## Requirements
Determine how many lines below hold the string "sjekke". Reply with the number alone.

## Supplied entries
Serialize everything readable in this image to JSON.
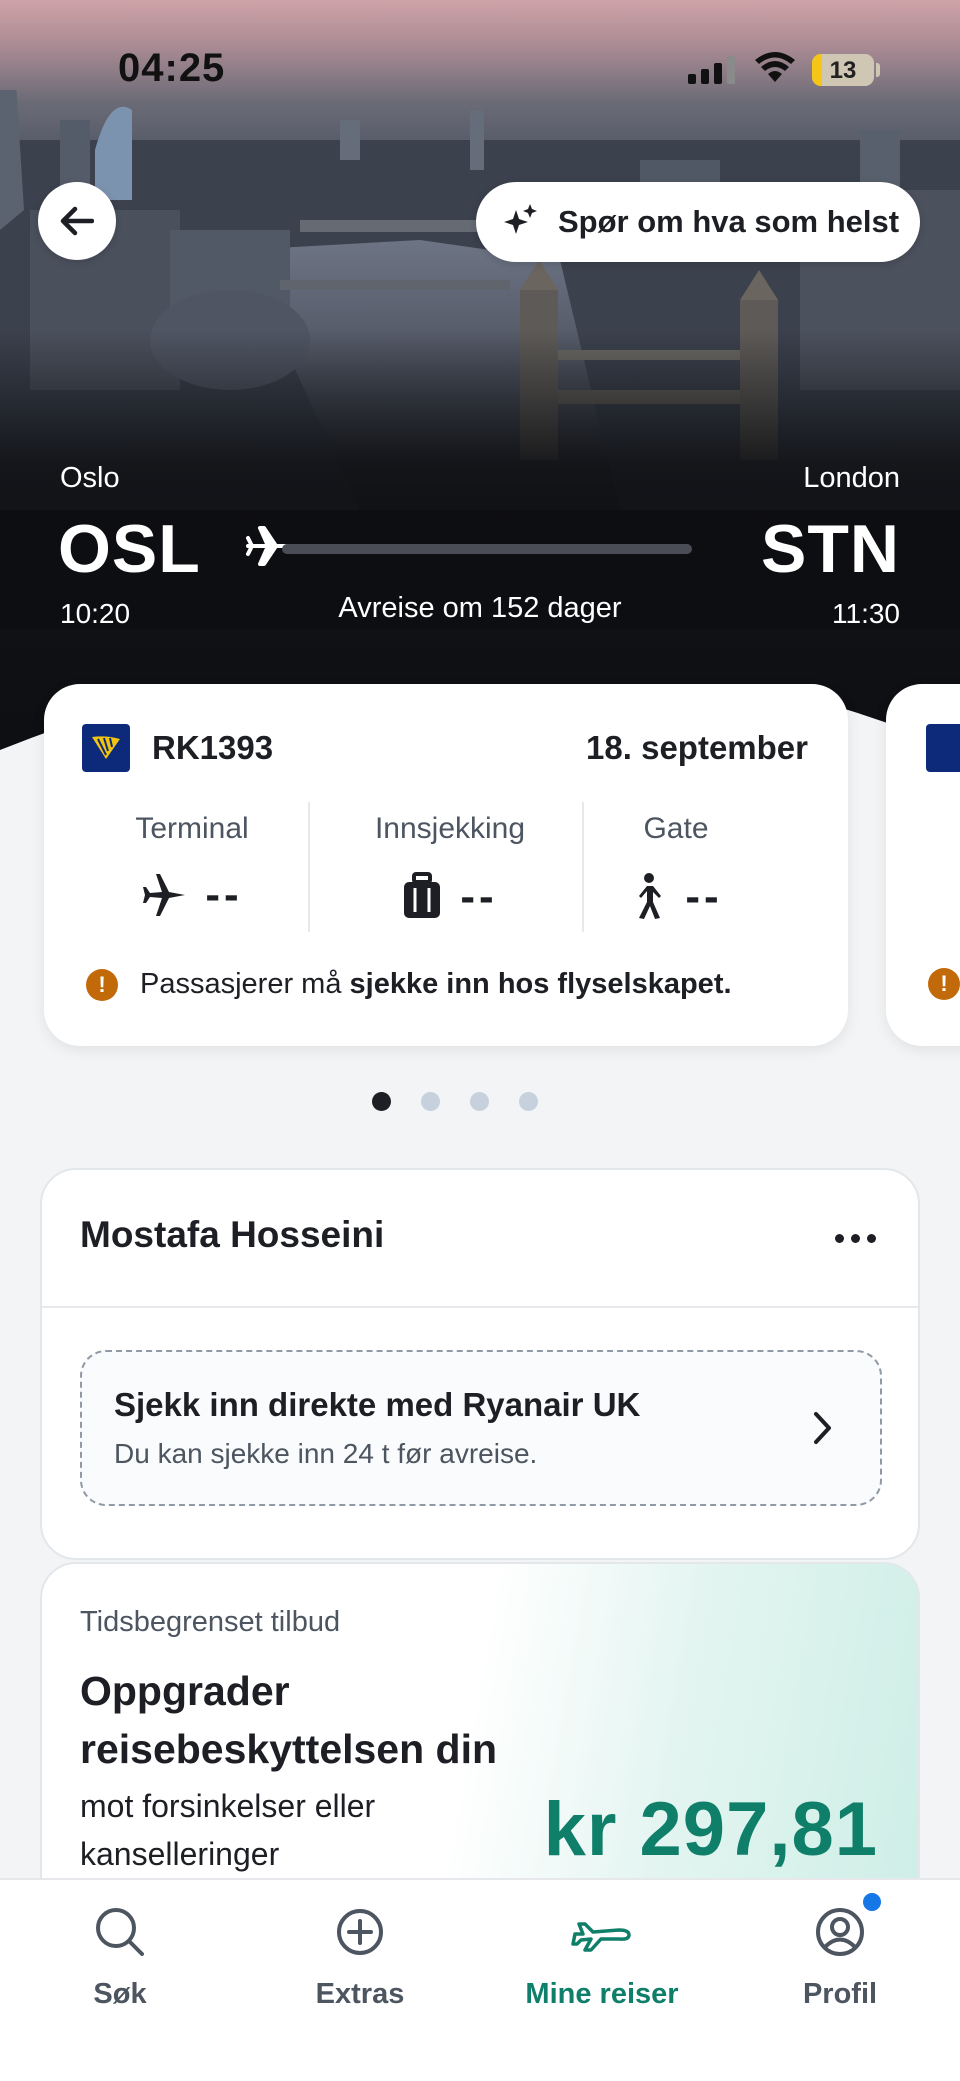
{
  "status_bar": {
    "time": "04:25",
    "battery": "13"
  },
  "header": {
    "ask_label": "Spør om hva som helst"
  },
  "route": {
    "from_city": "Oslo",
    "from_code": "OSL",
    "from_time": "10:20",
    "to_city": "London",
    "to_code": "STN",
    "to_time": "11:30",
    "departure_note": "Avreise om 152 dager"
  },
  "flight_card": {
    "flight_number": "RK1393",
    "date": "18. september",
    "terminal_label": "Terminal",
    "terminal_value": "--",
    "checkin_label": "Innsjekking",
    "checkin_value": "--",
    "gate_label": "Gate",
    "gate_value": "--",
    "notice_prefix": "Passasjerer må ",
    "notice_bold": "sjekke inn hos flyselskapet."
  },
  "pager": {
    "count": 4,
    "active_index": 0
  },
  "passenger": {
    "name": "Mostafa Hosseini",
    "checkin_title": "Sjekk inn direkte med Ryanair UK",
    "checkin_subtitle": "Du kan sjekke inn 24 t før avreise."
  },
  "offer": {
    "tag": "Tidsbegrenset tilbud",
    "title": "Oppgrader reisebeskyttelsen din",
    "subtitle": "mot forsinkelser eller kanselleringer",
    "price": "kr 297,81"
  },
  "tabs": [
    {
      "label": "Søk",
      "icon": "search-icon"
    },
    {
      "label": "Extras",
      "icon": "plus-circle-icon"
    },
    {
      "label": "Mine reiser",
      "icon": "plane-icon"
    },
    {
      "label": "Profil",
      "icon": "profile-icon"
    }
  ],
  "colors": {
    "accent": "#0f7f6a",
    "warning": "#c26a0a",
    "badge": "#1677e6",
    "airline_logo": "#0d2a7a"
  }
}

---

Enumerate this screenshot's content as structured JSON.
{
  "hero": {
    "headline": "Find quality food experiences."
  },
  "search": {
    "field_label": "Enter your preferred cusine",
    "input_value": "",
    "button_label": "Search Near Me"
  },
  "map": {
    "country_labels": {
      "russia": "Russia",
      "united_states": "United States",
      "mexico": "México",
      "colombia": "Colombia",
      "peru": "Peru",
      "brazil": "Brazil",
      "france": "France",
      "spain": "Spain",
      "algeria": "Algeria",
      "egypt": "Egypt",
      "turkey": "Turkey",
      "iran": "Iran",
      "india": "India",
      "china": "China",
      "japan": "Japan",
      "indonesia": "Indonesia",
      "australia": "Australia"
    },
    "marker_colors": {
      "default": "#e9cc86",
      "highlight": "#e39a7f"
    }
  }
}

## Problem solution
2